__Exercise description__: The required output is a single number: how many lines of the material contain the string "vermelho".
■ ■ ■ ■
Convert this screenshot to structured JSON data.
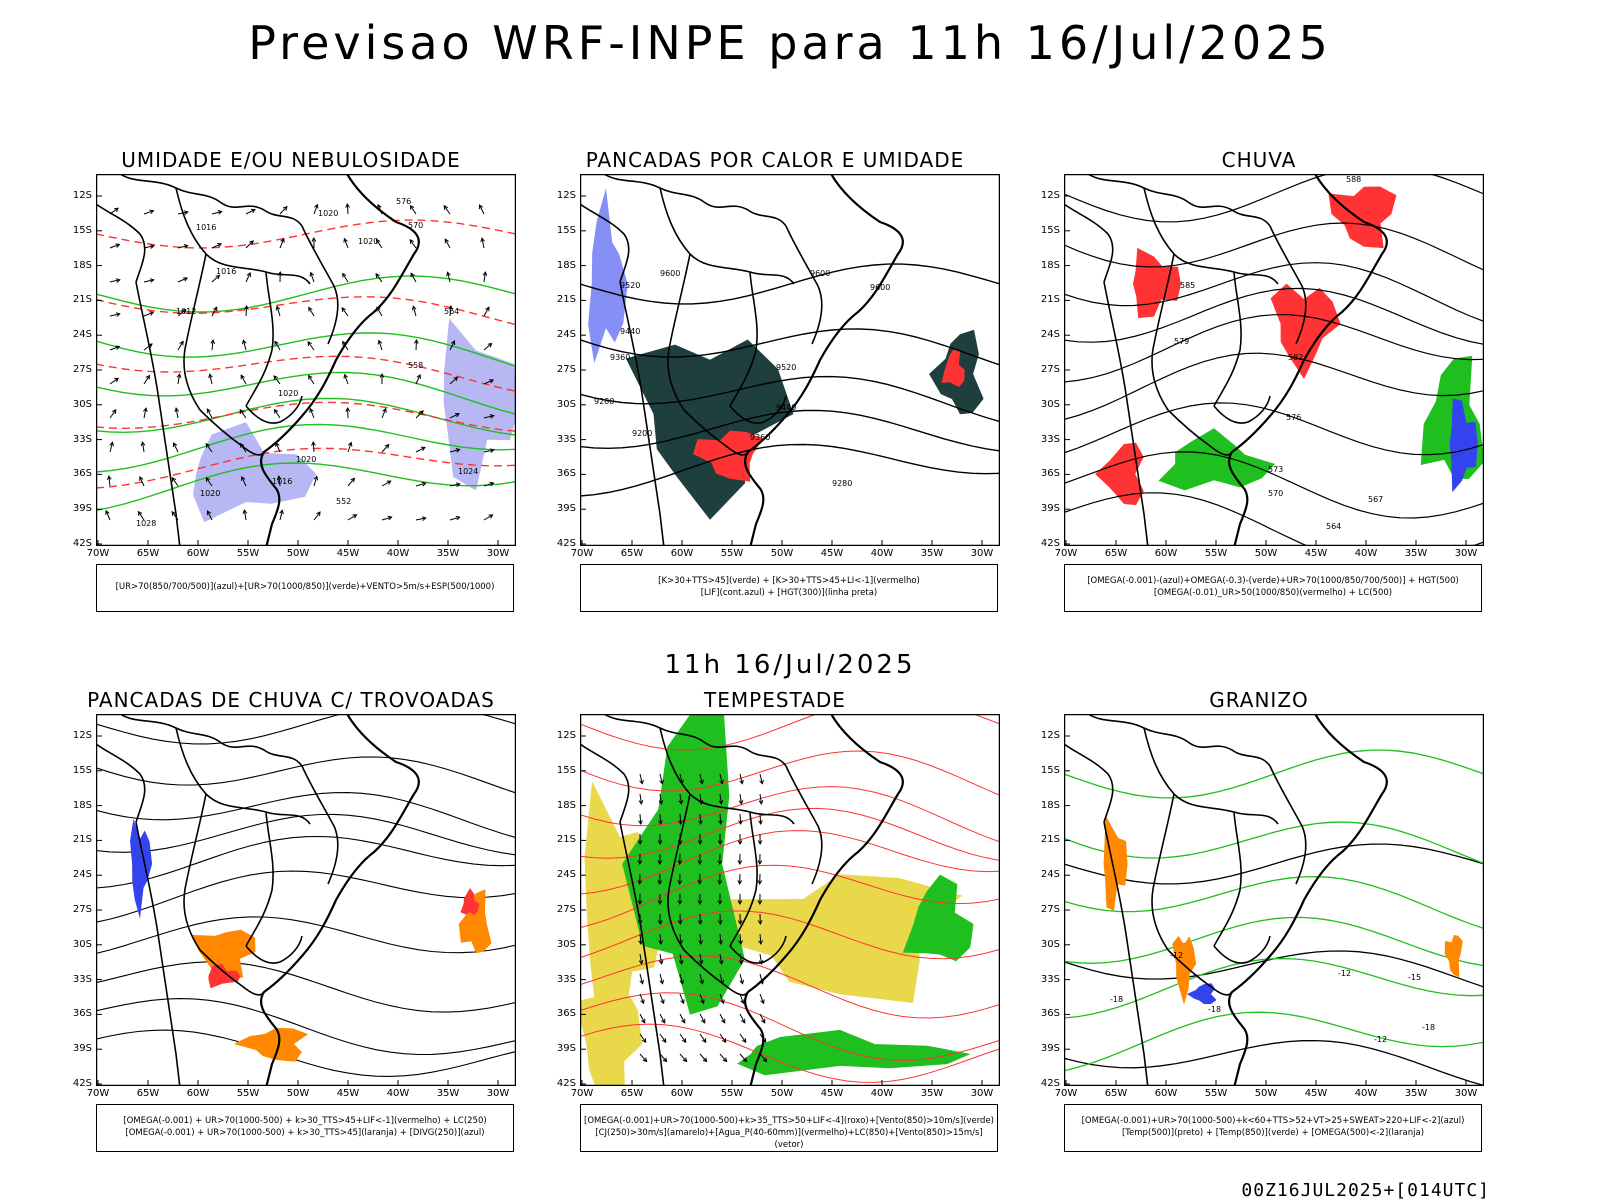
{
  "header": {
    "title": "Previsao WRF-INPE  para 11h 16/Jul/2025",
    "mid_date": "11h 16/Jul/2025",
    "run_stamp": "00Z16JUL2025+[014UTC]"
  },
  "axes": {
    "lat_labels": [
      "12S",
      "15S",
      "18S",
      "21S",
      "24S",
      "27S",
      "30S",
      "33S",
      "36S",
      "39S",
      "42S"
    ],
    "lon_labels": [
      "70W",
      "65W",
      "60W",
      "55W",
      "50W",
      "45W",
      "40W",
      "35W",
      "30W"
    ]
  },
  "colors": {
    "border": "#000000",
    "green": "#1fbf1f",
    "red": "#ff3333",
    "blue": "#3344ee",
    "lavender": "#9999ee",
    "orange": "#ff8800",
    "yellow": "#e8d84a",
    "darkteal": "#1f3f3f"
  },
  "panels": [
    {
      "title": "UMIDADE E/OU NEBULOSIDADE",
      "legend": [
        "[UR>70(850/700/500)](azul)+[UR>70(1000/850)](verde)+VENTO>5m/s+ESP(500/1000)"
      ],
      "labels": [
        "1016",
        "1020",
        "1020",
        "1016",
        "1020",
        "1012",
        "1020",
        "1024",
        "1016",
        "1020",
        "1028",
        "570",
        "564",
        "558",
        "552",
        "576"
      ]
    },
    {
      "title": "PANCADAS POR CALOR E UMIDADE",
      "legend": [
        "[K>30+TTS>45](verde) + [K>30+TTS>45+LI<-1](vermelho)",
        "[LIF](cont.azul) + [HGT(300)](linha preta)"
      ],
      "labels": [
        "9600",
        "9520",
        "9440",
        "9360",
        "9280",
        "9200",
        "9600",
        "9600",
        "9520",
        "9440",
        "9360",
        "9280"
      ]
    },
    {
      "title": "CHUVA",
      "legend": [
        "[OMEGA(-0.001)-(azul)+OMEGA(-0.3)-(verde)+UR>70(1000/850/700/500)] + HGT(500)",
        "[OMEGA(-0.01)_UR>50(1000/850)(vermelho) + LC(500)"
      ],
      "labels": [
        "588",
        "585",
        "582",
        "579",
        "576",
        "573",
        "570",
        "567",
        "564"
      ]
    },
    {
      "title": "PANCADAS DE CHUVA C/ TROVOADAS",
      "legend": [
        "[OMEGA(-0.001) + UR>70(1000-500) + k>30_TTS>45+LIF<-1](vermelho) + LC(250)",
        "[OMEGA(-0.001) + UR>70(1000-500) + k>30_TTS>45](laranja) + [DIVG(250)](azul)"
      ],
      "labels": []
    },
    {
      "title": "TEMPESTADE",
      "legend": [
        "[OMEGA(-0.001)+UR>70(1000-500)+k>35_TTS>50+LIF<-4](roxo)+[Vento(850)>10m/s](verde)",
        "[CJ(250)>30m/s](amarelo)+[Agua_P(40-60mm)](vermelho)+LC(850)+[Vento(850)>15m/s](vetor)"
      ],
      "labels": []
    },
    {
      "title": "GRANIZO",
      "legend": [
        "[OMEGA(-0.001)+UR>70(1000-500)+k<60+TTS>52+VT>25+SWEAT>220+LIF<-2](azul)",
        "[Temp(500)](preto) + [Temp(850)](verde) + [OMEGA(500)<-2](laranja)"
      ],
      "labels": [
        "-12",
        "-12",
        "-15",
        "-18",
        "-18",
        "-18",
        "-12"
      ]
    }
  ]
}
■ ■ ■ ■
__Written solution__: 4